GIVEN TEXT:

+++

Red Rocks Community College is piloting the app
Posted at 5:20 PM, Oct 21, 2019
and last updated 2019-10-21 19:20:56-04

JEFFERSON COUNTY, Colo. -- Gone are the days of the emergency buttons known as "blue lights" being the only safety solution on college campuses.

"We've gone beyond trying to rush to a phone in the middle of a parking lot," said Red Rocks Community College President Michele Haney.

Help is now one touch or voice command away with a new personal safety app called eBodyGuard.

"The police in your pocket," said eBodyGuard founder and CEO Melissa Faith Hart.

Faith Hart is a Colorado rape survivor.

"I was then raped twice more in my life. It took me 20 years to come out and be brave," she said. "I had to be able to make a difference for people like myself and others."

She figured out a way to get behind the password on iPhone and Android devices and create voice-activated 911.

"I need to be able to just say a word, say a phrase and 911 could be on the way," she explained.

Once users create an account and record an audio recording of their voice, the app activates when it hears the words "eBodyGuard now" and then immediately calls 911.

Faith Hart said it works from up to thirty feet away, and even if the user's phone is buried in their purse.

She tested the app at Jefferson County's 911 dispatch center in Lakewood earlier this month.

The call comes in to 911 dispatchers as an eBodyGuard alert. It uses GPS technology to pinpoint on a map the user's location and then uses that information to send first responders.

The application also starts recording audio, evidence Faith Hart said can be used in court to prove what happened.

"We're going to be able to prove chain of custody the entire way through the process," she said.

Red Rocks Community College in Lakewood is the first campuses to pilot the new technology.

"We have people coming and going at all hours," said president Haney. "It's always a concern, we want to make sure that people get home safely."

Haney said she sees the app as the future of safety on campus.

"To be able to say just one word and you're connected with 911 - that's amazing," she said.

The eBodyGuard app is available on Google Play and will launch on the Apple App Store next week.

Two words, Faith Hart said she's hope will help crime victims everywhere.

"I believe from my gut that the moment people realize what's happening here that everybody will want the opportunity to have this in their hands," she said.

+++

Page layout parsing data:
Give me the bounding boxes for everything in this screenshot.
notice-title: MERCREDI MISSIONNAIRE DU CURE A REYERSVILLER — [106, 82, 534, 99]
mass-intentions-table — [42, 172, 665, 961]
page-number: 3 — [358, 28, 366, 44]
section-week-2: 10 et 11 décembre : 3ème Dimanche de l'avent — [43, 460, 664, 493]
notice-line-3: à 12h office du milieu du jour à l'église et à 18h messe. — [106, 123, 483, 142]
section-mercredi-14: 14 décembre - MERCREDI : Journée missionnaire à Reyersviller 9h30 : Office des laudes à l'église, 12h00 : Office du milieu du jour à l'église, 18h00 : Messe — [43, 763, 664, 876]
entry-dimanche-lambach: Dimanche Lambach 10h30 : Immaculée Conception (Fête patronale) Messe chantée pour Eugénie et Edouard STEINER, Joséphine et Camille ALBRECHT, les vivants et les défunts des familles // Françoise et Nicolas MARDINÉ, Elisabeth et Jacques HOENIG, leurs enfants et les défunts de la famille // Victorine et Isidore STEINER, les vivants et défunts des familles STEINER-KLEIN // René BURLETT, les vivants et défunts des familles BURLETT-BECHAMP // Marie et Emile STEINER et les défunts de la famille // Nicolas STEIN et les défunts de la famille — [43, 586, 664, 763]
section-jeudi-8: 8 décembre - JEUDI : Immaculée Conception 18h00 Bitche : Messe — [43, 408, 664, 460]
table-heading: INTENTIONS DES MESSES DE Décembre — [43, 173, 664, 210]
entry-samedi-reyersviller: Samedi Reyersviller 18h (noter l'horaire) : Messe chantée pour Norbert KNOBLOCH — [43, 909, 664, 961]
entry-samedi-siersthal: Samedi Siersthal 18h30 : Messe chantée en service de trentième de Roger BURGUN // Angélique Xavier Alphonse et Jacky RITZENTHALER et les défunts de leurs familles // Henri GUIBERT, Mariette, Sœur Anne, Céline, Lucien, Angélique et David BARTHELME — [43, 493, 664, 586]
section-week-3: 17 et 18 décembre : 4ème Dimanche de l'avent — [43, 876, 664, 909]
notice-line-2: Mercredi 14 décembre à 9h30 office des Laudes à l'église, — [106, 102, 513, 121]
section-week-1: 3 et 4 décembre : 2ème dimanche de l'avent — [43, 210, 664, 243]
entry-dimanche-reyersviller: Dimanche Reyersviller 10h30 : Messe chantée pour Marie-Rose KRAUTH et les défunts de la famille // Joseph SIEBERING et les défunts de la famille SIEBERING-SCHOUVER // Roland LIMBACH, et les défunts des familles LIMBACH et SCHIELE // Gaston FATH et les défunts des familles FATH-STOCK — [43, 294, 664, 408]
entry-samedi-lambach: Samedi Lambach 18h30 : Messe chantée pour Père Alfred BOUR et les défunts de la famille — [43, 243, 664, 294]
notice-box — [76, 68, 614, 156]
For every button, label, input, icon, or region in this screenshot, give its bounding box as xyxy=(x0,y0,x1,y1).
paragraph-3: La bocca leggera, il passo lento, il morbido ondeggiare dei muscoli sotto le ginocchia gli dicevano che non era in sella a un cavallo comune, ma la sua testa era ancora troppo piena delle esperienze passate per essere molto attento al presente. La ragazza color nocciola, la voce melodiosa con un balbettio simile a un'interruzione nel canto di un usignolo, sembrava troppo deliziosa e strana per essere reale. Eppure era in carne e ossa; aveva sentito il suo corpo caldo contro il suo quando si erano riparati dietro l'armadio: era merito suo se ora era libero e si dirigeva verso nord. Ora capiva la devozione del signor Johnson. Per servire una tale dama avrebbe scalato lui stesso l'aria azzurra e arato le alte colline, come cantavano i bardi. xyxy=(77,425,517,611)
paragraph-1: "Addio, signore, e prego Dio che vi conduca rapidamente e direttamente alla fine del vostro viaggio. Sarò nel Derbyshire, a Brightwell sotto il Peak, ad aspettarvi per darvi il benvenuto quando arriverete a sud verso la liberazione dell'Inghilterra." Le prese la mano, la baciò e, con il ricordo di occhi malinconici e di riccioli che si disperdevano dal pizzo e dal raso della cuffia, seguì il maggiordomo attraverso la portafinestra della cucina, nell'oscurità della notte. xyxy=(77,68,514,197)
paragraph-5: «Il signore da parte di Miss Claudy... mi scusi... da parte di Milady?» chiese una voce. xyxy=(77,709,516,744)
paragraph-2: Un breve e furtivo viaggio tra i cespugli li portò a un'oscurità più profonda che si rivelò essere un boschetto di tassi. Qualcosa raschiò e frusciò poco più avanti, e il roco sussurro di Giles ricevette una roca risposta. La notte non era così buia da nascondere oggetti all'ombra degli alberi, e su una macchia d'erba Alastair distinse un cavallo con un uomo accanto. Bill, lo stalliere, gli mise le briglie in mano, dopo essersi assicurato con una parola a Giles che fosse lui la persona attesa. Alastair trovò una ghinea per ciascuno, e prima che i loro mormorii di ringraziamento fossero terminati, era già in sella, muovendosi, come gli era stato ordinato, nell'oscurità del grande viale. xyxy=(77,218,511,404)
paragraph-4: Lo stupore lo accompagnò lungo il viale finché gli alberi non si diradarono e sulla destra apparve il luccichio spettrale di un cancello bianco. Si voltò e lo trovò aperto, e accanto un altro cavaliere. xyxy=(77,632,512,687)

+++

APPLY WHAT YOU READ:
(1) Answer these questions using the eBodyGuard article:
(a) Who is the founder and CEO of eBodyGuard?
(b) What words activate the app?
(c) From how far away does the app work, according to Faith Hart?
(2) From the eBodyGuard article, extract the passage that begins at the words "Once users create" and stops after the words "send first responders.".
(3) Decide whether each statement agrees with the eBodyGuard article. Answer yes or no, and quote the deciding words.
(a) The app is already available on the Apple App Store.
(b) Faith Hart tested the app at Jefferson County's 911 dispatch center in Lakewood.
(c) The app begins recording audio once it is activated.
This data comes from a different source than the eBodyGuard article.

ANSWERS FOR THE TASKS:
(1)
(a) Melissa Faith Hart
(b) "eBodyGuard now"
(c) Up to thirty feet away

(2)
Once users create an account and record an audio recording of their voice, the app activates when it hears the words "eBodyGuard now" and then immediately calls 911.

Faith Hart said it works from up to thirty feet away, and even if the user's phone is buried in their purse.

She tested the app at Jefferson County's 911 dispatch center in Lakewood earlier this month.

The call comes in to 911 dispatchers as an eBodyGuard alert. It uses GPS technology to pinpoint on a map the user's location and then uses that information to send first responders.

(3)
(a) No: "will launch on the Apple App Store next week."
(b) Yes: "She tested the app at Jefferson County's 911 dispatch center in Lakewood earlier this month."
(c) Yes: "The application also starts recording audio"